RAW RECORDS:
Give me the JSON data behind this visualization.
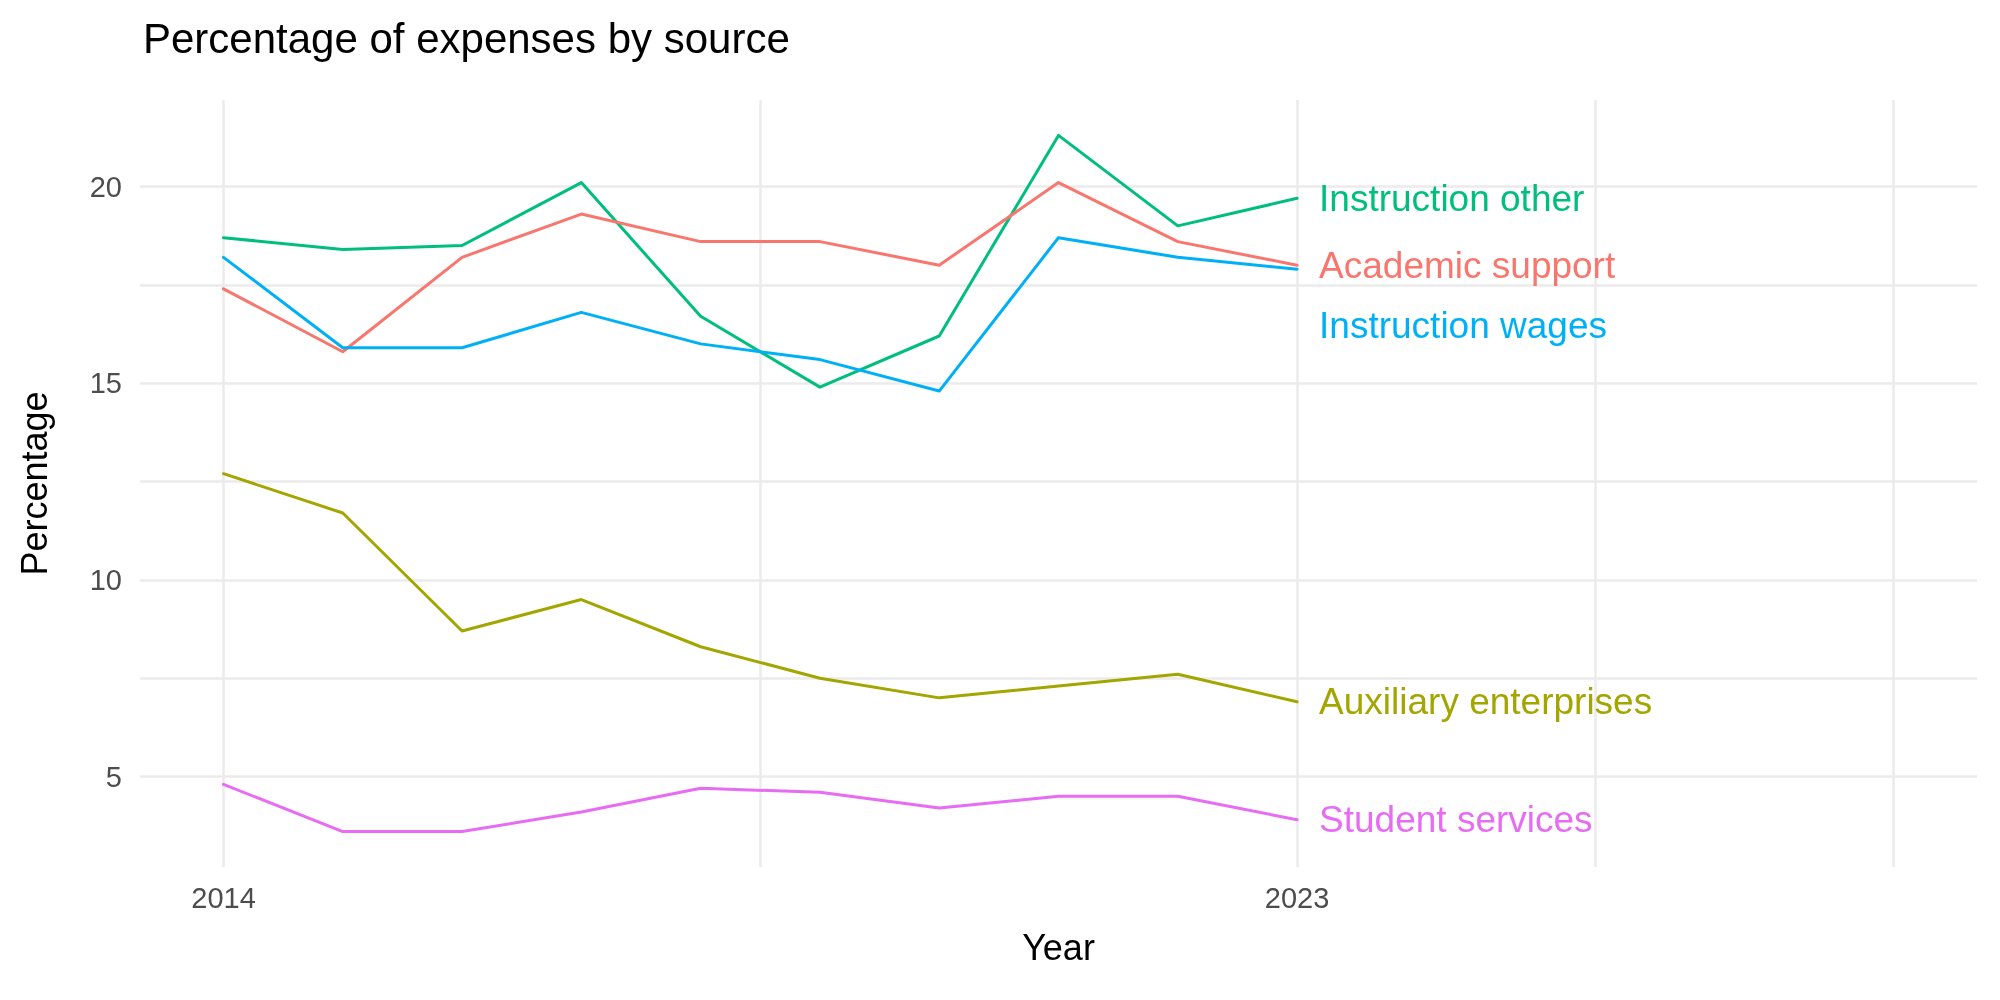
{
  "chart_data": {
    "type": "line",
    "title": "Percentage of expenses by source",
    "xlabel": "Year",
    "ylabel": "Percentage",
    "x": [
      2014,
      2015,
      2016,
      2017,
      2018,
      2019,
      2020,
      2021,
      2022,
      2023
    ],
    "series": [
      {
        "name": "Instruction other",
        "color": "#00bf7d",
        "values": [
          18.7,
          18.4,
          18.5,
          20.1,
          16.7,
          14.9,
          16.2,
          21.3,
          19.0,
          19.7
        ]
      },
      {
        "name": "Academic support",
        "color": "#f8766d",
        "values": [
          17.4,
          15.8,
          18.2,
          19.3,
          18.6,
          18.6,
          18.0,
          20.1,
          18.6,
          18.0
        ]
      },
      {
        "name": "Instruction wages",
        "color": "#00b0f6",
        "values": [
          18.2,
          15.9,
          15.9,
          16.8,
          16.0,
          15.6,
          14.8,
          18.7,
          18.2,
          17.9
        ]
      },
      {
        "name": "Auxiliary enterprises",
        "color": "#a3a500",
        "values": [
          12.7,
          11.7,
          8.7,
          9.5,
          8.3,
          7.5,
          7.0,
          7.3,
          7.6,
          6.9
        ]
      },
      {
        "name": "Student services",
        "color": "#e76bf3",
        "values": [
          4.8,
          3.6,
          3.6,
          4.1,
          4.7,
          4.6,
          4.2,
          4.5,
          4.5,
          3.9
        ]
      }
    ],
    "xlim": [
      2013.3,
      2028.7
    ],
    "xticks": [
      2014,
      {
        "value": 2018.5,
        "label": null
      },
      2023,
      {
        "value": 2025.5,
        "label": null
      },
      {
        "value": 2028,
        "label": null
      }
    ],
    "ylim": [
      2.7,
      22.2
    ],
    "yticks": [
      5,
      {
        "value": 7.5,
        "label": null
      },
      10,
      {
        "value": 12.5,
        "label": null
      },
      15,
      {
        "value": 17.5,
        "label": null
      },
      20
    ],
    "grid": true,
    "legend": false,
    "marker": "none",
    "line_style": "solid"
  }
}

THE TASK: Set down the material above as is, without any pictures.

SOLUTION TO THIS EXERCISE:
Give me the JSON data behind this visualization.
{
  "chart_data": {
    "type": "line",
    "title": "Percentage of expenses by source",
    "xlabel": "Year",
    "ylabel": "Percentage",
    "x": [
      2014,
      2015,
      2016,
      2017,
      2018,
      2019,
      2020,
      2021,
      2022,
      2023
    ],
    "series": [
      {
        "name": "Instruction other",
        "color": "#00bf7d",
        "values": [
          18.7,
          18.4,
          18.5,
          20.1,
          16.7,
          14.9,
          16.2,
          21.3,
          19.0,
          19.7
        ]
      },
      {
        "name": "Academic support",
        "color": "#f8766d",
        "values": [
          17.4,
          15.8,
          18.2,
          19.3,
          18.6,
          18.6,
          18.0,
          20.1,
          18.6,
          18.0
        ]
      },
      {
        "name": "Instruction wages",
        "color": "#00b0f6",
        "values": [
          18.2,
          15.9,
          15.9,
          16.8,
          16.0,
          15.6,
          14.8,
          18.7,
          18.2,
          17.9
        ]
      },
      {
        "name": "Auxiliary enterprises",
        "color": "#a3a500",
        "values": [
          12.7,
          11.7,
          8.7,
          9.5,
          8.3,
          7.5,
          7.0,
          7.3,
          7.6,
          6.9
        ]
      },
      {
        "name": "Student services",
        "color": "#e76bf3",
        "values": [
          4.8,
          3.6,
          3.6,
          4.1,
          4.7,
          4.6,
          4.2,
          4.5,
          4.5,
          3.9
        ]
      }
    ],
    "xlim": [
      2013.3,
      2028.7
    ],
    "xticks": [
      2014,
      {
        "value": 2018.5,
        "label": null
      },
      2023,
      {
        "value": 2025.5,
        "label": null
      },
      {
        "value": 2028,
        "label": null
      }
    ],
    "ylim": [
      2.7,
      22.2
    ],
    "yticks": [
      5,
      {
        "value": 7.5,
        "label": null
      },
      10,
      {
        "value": 12.5,
        "label": null
      },
      15,
      {
        "value": 17.5,
        "label": null
      },
      20
    ],
    "grid": true,
    "legend": false,
    "marker": "none",
    "line_style": "solid"
  }
}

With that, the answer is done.